[Work to do]: Note how many lines include the word "зардал", and give that number by itself.

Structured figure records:
-------------------------
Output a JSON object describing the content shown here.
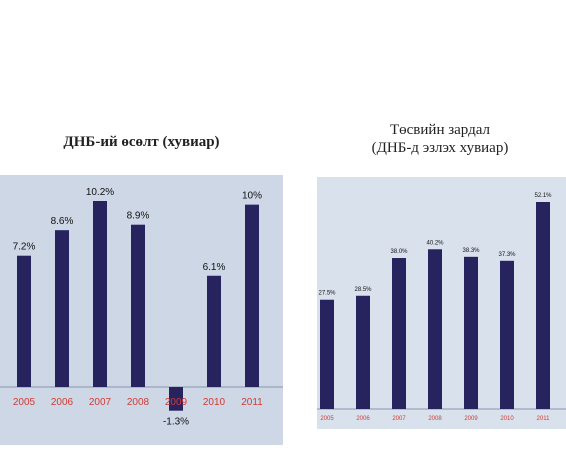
{
  "chart_data": [
    {
      "type": "bar",
      "title": "ДНБ-ий өсөлт (хувиар)",
      "categories": [
        "2005",
        "2006",
        "2007",
        "2008",
        "2009",
        "2010",
        "2011"
      ],
      "values": [
        7.2,
        8.6,
        10.2,
        8.9,
        -1.3,
        6.1,
        10.0
      ],
      "value_labels": [
        "7.2%",
        "8.6%",
        "10.2%",
        "8.9%",
        "-1.3%",
        "6.1%",
        "10%"
      ],
      "ylim": [
        -1.3,
        10.2
      ],
      "grid": false,
      "colors": {
        "background": "#cdd7e6",
        "bar": "#27235e",
        "tick_label": "#d23b32"
      }
    },
    {
      "type": "bar",
      "title": "Төсвийн зардал\n(ДНБ-д эзлэх хувиар)",
      "title_lines": [
        "Төсвийн зардал",
        "(ДНБ-д эзлэх хувиар)"
      ],
      "categories": [
        "2005",
        "2006",
        "2007",
        "2008",
        "2009",
        "2010",
        "2011"
      ],
      "values": [
        27.5,
        28.5,
        38.0,
        40.2,
        38.3,
        37.3,
        52.1
      ],
      "value_labels": [
        "27.5%",
        "28.5%",
        "38.0%",
        "40.2%",
        "38.3%",
        "37.3%",
        "52.1%"
      ],
      "ylim": [
        0,
        52.1
      ],
      "grid": false,
      "colors": {
        "background": "#d9e1ed",
        "bar": "#27235e",
        "tick_label": "#d23b32"
      }
    }
  ]
}
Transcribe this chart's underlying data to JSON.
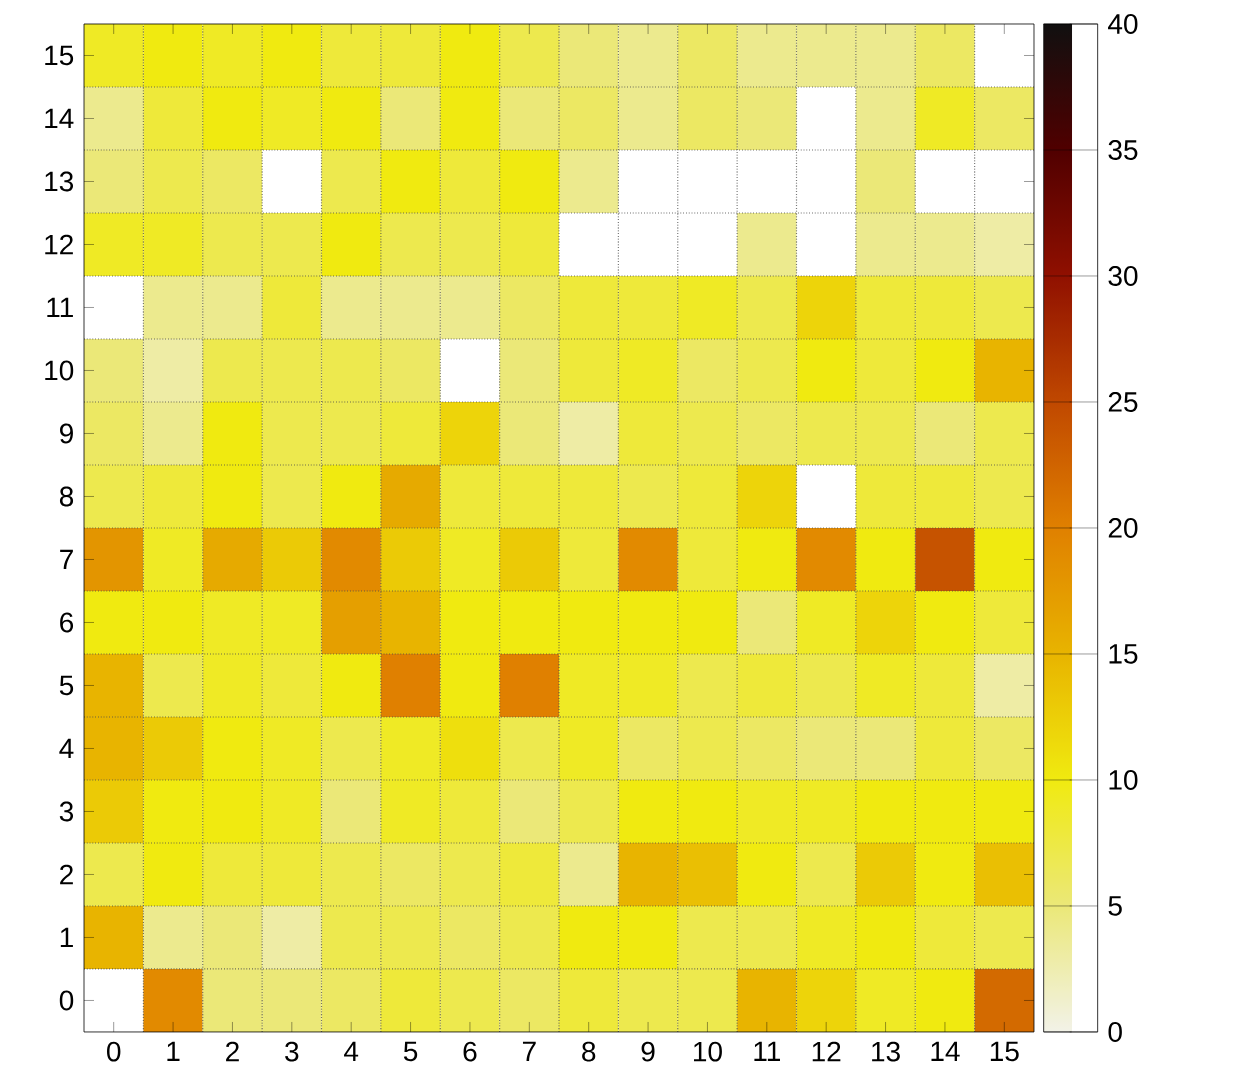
{
  "chart_data": {
    "type": "heatmap",
    "categories": [
      "0",
      "1",
      "2",
      "3",
      "4",
      "5",
      "6",
      "7",
      "8",
      "9",
      "10",
      "11",
      "12",
      "13",
      "14",
      "15"
    ],
    "y_categories": [
      "15",
      "14",
      "13",
      "12",
      "11",
      "10",
      "9",
      "8",
      "7",
      "6",
      "5",
      "4",
      "3",
      "2",
      "1",
      "0"
    ],
    "cells": [
      [
        9,
        10,
        9,
        10,
        8,
        8,
        10,
        7,
        5,
        4,
        6,
        4,
        4,
        4,
        6,
        null
      ],
      [
        4,
        8,
        10,
        9,
        10,
        5,
        10,
        5,
        6,
        4,
        6,
        5,
        null,
        4,
        9,
        6
      ],
      [
        5,
        7,
        6,
        null,
        7,
        10,
        8,
        10,
        4,
        null,
        null,
        null,
        null,
        5,
        null,
        null
      ],
      [
        9,
        9,
        7,
        7,
        10,
        7,
        7,
        8,
        null,
        null,
        null,
        4,
        null,
        4,
        4,
        3
      ],
      [
        null,
        4,
        4,
        8,
        4,
        4,
        4,
        6,
        8,
        8,
        9,
        7,
        12,
        8,
        8,
        7
      ],
      [
        5,
        3,
        7,
        7,
        7,
        6,
        null,
        5,
        8,
        9,
        6,
        7,
        10,
        8,
        10,
        15
      ],
      [
        6,
        4,
        10,
        7,
        7,
        8,
        12,
        5,
        3,
        8,
        7,
        6,
        7,
        7,
        5,
        7
      ],
      [
        7,
        8,
        10,
        7,
        10,
        16,
        8,
        8,
        8,
        7,
        8,
        12,
        null,
        8,
        8,
        7
      ],
      [
        18,
        9,
        16,
        13,
        19,
        13,
        9,
        13,
        8,
        19,
        8,
        10,
        19,
        10,
        24,
        10
      ],
      [
        10,
        10,
        9,
        9,
        17,
        15,
        10,
        10,
        10,
        10,
        10,
        5,
        9,
        12,
        10,
        8
      ],
      [
        15,
        7,
        9,
        8,
        10,
        20,
        10,
        20,
        9,
        9,
        7,
        8,
        7,
        9,
        8,
        3
      ],
      [
        15,
        13,
        10,
        9,
        7,
        9,
        11,
        7,
        9,
        6,
        7,
        6,
        5,
        5,
        8,
        6
      ],
      [
        13,
        10,
        10,
        9,
        5,
        9,
        8,
        5,
        7,
        10,
        10,
        9,
        9,
        10,
        10,
        10
      ],
      [
        7,
        10,
        8,
        8,
        7,
        6,
        7,
        8,
        4,
        15,
        14,
        10,
        7,
        13,
        10,
        14
      ],
      [
        15,
        4,
        5,
        3,
        7,
        7,
        6,
        7,
        10,
        10,
        7,
        7,
        9,
        10,
        8,
        7
      ],
      [
        null,
        19,
        5,
        5,
        6,
        8,
        7,
        6,
        8,
        7,
        7,
        15,
        12,
        9,
        10,
        22
      ]
    ],
    "clim": [
      0,
      40
    ],
    "cticks": [
      0,
      5,
      10,
      15,
      20,
      25,
      30,
      35,
      40
    ],
    "grid": true
  }
}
-------------------------
[Exercise response]: 2